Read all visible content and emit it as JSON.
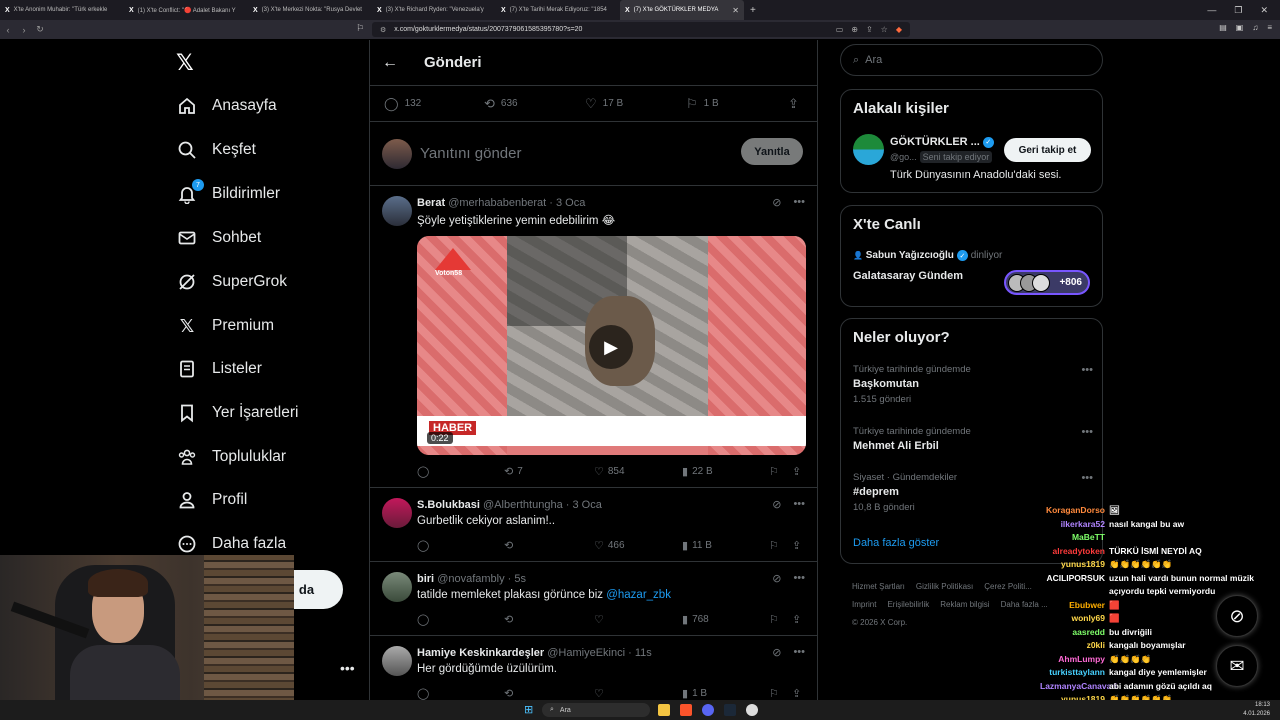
{
  "browser": {
    "tabs": [
      {
        "title": "X'te Anonim Muhabir: \"Türk erkekle"
      },
      {
        "title": "(1) X'te Conflict: \"🔴 Adalet Bakanı Y"
      },
      {
        "title": "(3) X'te Merkezi Nokta: \"Rusya Devlet"
      },
      {
        "title": "(3) X'te Richard Ryden: \"Venezuela'y"
      },
      {
        "title": "(7) X'te Tarihi Merak Ediyoruz: \"1854"
      },
      {
        "title": "(7) X'te GÖKTÜRKLER MEDYA"
      }
    ],
    "new_tab": "+",
    "url": "x.com/gokturklermedya/status/2007379061585395780?s=20"
  },
  "nav": {
    "items": [
      {
        "label": "Anasayfa"
      },
      {
        "label": "Keşfet"
      },
      {
        "label": "Bildirimler",
        "badge": "7"
      },
      {
        "label": "Sohbet"
      },
      {
        "label": "SuperGrok"
      },
      {
        "label": "Premium"
      },
      {
        "label": "Listeler"
      },
      {
        "label": "Yer İşaretleri"
      },
      {
        "label": "Topluluklar"
      },
      {
        "label": "Profil"
      },
      {
        "label": "Daha fazla"
      }
    ],
    "post_label": "da"
  },
  "main": {
    "title": "Gönderi",
    "stats": {
      "replies": "132",
      "reposts": "636",
      "likes": "17 B",
      "bookmarks": "1 B"
    },
    "reply_placeholder": "Yanıtını gönder",
    "reply_button": "Yanıtla",
    "tweets": [
      {
        "name": "Berat",
        "handle": "@merhababenberat",
        "time": "· 3 Oca",
        "text": "Şöyle yetiştiklerine yemin edebilirim 😂",
        "replies": "",
        "reposts": "7",
        "likes": "854",
        "views": "22 B",
        "media": {
          "logo": "Voton58",
          "lower_third": "HABER",
          "duration": "0:22"
        }
      },
      {
        "name": "S.Bolukbasi",
        "handle": "@Alberthtungha",
        "time": "· 3 Oca",
        "text": "Gurbetlik cekiyor aslanim!..",
        "replies": "",
        "reposts": "",
        "likes": "466",
        "views": "11 B"
      },
      {
        "name": "biri",
        "handle": "@novafambly",
        "time": "· 5s",
        "text": "tatilde memleket plakası görünce biz",
        "mention": "@hazar_zbk",
        "replies": "",
        "reposts": "",
        "likes": "",
        "views": "768"
      },
      {
        "name": "Hamiye Keskinkardeşler",
        "handle": "@HamiyeEkinci",
        "time": "· 11s",
        "text": "Her gördüğümde üzülürüm.",
        "views": "1 B"
      }
    ]
  },
  "right": {
    "search_placeholder": "Ara",
    "related": {
      "title": "Alakalı kişiler",
      "name": "GÖKTÜRKLER ...",
      "handle": "@go...",
      "follows_you": "Seni takip ediyor",
      "bio": "Türk Dünyasının Anadolu'daki sesi.",
      "follow_button": "Geri takip et"
    },
    "live": {
      "title": "X'te Canlı",
      "host": "Sabun Yağızcıoğlu",
      "status": "dinliyor",
      "space": "Galatasaray Gündem",
      "listeners": "+806"
    },
    "trends": {
      "title": "Neler oluyor?",
      "items": [
        {
          "context": "Türkiye tarihinde gündemde",
          "topic": "Başkomutan",
          "count": "1.515 gönderi"
        },
        {
          "context": "Türkiye tarihinde gündemde",
          "topic": "Mehmet Ali Erbil",
          "count": ""
        },
        {
          "context": "Siyaset · Gündemdekiler",
          "topic": "#deprem",
          "count": "10,8 B gönderi"
        }
      ],
      "show_more": "Daha fazla göster"
    },
    "footer": [
      "Hizmet Şartları",
      "Gizlilik Politikası",
      "Çerez Politi...",
      "Imprint",
      "Erişilebilirlik",
      "Reklam bilgisi",
      "Daha fazla ...",
      "© 2026 X Corp."
    ]
  },
  "chat": [
    {
      "user": "KoraganDorso",
      "msg": "🖼",
      "color": "#ff8a3d"
    },
    {
      "user": "ilkerkara52",
      "msg": "nasıl kangal bu aw",
      "color": "#b084ff"
    },
    {
      "user": "MaBeTT",
      "msg": "",
      "color": "#7fff6a"
    },
    {
      "user": "alreadytoken",
      "msg": "TÜRKÜ İSMİ NEYDİ AQ",
      "color": "#ff3b3b"
    },
    {
      "user": "yunus1819",
      "msg": "👏👏👏👏👏👏",
      "color": "#ffd84a"
    },
    {
      "user": "ACILIPORSUK",
      "msg": "uzun hali vardı bunun normal müzik",
      "color": "#ffffff"
    },
    {
      "user": "",
      "msg": "açıyordu tepki vermiyordu",
      "color": "#ffffff"
    },
    {
      "user": "Ebubwer",
      "msg": "🟥",
      "color": "#ffae00"
    },
    {
      "user": "wonly69",
      "msg": "🟥",
      "color": "#ffd84a"
    },
    {
      "user": "aasredd",
      "msg": "bu divriğili",
      "color": "#7fff6a"
    },
    {
      "user": "z0kli",
      "msg": "kangalı boyamışlar",
      "color": "#ffd84a"
    },
    {
      "user": "AhmLumpy",
      "msg": "👏👏👏👏",
      "color": "#ff6ad5"
    },
    {
      "user": "turkisttaylann",
      "msg": "kangal diye yemlemişler",
      "color": "#47d1ff"
    },
    {
      "user": "LazmanyaCanavari",
      "msg": "abi adamın gözü açıldı aq",
      "color": "#b084ff"
    },
    {
      "user": "yunus1819",
      "msg": "👏👏👏👏👏👏",
      "color": "#ffd84a"
    }
  ],
  "taskbar": {
    "search": "Ara",
    "time": "18:13",
    "date": "4.01.2026"
  }
}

* WHAT THIS TASK INVOLVES
Pick out every line above that contains the word "title" and copy it.

* SOLUTION BELOW
        "title": "X'te Anonim Muhabir: \"Türk erkekle"
        "title": "(1) X'te Conflict: \"🔴 Adalet Bakanı Y"
        "title": "(3) X'te Merkezi Nokta: \"Rusya Devlet"
        "title": "(3) X'te Richard Ryden: \"Venezuela'y"
        "title": "(7) X'te Tarihi Merak Ediyoruz: \"1854"
        "title": "(7) X'te GÖKTÜRKLER MEDYA"
    "title": "Gönderi",
      "title": "Alakalı kişiler",
      "title": "X'te Canlı",
      "title": "Neler oluyor?",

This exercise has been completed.